═════ TASK DATA ═════
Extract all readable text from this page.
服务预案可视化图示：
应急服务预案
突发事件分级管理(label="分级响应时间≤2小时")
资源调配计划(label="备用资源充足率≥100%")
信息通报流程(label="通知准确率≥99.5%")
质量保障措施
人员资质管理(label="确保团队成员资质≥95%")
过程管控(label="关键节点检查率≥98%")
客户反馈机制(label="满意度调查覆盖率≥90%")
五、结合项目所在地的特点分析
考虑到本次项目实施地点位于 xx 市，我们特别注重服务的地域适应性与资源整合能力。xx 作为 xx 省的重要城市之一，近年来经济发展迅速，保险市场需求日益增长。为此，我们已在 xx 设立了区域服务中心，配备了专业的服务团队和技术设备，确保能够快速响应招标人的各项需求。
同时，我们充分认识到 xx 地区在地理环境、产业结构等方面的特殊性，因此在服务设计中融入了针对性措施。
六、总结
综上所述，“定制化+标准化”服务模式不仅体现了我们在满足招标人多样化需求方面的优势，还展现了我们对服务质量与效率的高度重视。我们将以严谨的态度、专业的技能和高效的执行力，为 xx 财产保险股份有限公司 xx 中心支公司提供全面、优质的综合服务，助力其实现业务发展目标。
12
═════
> **WHAT IS ASKED**
Transcribe each entry precisely, missing none.

> **REPLY**
Extract all readable text from this page.
服务预案可视化图示：
应急服务预案
突发事件分级管理(label="分级响应时间≤2小时")
资源调配计划(label="备用资源充足率≥100%")
信息通报流程(label="通知准确率≥99.5%")
质量保障措施
人员资质管理(label="确保团队成员资质≥95%")
过程管控(label="关键节点检查率≥98%")
客户反馈机制(label="满意度调查覆盖率≥90%")
五、结合项目所在地的特点分析
考虑到本次项目实施地点位于 xx 市，我们特别注重服务的地域适应性与资源整合能力。xx 作为 xx 省的重要城市之一，近年来经济发展迅速，保险市场需求日益增长。为此，我们已在 xx 设立了区域服务中心，配备了专业的服务团队和技术设备，确保能够快速响应招标人的各项需求。
同时，我们充分认识到 xx 地区在地理环境、产业结构等方面的特殊性，因此在服务设计中融入了针对性措施。
六、总结
综上所述，“定制化+标准化”服务模式不仅体现了我们在满足招标人多样化需求方面的优势，还展现了我们对服务质量与效率的高度重视。我们将以严谨的态度、专业的技能和高效的执行力，为 xx 财产保险股份有限公司 xx 中心支公司提供全面、优质的综合服务，助力其实现业务发展目标。
12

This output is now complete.